## START

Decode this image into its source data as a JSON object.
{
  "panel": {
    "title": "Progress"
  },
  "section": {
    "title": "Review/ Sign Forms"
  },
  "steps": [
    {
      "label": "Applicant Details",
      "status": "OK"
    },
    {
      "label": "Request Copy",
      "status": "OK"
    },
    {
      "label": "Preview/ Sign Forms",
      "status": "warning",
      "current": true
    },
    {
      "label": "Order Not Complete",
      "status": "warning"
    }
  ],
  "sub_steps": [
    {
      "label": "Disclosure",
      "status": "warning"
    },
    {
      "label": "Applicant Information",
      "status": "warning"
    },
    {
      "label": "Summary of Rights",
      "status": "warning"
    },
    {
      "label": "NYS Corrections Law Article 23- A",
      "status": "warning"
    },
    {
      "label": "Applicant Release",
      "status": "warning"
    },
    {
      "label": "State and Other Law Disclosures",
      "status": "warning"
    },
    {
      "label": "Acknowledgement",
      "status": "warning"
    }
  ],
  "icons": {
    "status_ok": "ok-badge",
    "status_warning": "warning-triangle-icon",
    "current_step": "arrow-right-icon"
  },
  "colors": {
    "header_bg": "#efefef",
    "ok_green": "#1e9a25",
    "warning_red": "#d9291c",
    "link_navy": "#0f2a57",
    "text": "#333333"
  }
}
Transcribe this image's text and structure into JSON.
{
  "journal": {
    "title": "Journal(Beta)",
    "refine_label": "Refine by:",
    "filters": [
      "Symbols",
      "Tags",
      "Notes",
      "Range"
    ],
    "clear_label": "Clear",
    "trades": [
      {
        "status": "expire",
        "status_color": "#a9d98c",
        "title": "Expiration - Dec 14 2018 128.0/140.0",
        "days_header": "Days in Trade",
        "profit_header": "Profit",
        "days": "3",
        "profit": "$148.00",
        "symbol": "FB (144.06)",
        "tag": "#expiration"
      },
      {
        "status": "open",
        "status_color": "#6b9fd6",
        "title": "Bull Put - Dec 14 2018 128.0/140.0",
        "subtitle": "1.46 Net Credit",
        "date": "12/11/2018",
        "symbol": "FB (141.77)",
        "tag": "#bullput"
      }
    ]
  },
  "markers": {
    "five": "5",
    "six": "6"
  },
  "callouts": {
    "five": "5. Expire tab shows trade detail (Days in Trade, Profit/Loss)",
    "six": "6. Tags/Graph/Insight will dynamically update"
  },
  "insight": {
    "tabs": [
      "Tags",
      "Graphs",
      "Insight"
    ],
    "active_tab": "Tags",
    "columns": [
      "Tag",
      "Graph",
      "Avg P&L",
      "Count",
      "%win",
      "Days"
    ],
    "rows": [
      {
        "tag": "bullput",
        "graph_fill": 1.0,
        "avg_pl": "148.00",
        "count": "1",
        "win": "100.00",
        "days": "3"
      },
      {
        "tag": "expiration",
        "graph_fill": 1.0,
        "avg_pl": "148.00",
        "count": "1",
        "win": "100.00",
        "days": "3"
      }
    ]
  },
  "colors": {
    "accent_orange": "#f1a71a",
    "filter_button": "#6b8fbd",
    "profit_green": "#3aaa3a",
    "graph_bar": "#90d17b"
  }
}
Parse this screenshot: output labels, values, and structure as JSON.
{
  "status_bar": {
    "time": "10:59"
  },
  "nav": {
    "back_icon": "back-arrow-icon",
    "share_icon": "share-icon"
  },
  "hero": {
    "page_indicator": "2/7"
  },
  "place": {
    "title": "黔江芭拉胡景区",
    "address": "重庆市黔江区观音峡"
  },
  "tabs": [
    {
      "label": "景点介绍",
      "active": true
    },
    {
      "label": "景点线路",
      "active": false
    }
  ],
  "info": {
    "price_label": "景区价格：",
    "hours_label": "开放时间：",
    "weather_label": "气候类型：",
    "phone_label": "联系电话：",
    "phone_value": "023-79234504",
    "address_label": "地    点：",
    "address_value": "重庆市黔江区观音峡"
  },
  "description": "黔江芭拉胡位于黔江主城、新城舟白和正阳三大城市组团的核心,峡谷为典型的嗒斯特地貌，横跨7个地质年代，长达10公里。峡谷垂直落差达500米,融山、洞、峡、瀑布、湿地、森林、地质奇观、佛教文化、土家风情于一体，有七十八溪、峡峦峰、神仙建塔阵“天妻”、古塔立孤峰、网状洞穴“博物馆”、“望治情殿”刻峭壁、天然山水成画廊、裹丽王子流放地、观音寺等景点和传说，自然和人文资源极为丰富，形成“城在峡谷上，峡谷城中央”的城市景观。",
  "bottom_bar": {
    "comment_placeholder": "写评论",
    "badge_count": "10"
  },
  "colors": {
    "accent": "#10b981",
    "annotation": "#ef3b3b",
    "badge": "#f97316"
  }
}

## END

Which lines above contain the word "Sign"? Copy each of them.

    "title": "Review/ Sign Forms"
      "label": "Preview/ Sign Forms",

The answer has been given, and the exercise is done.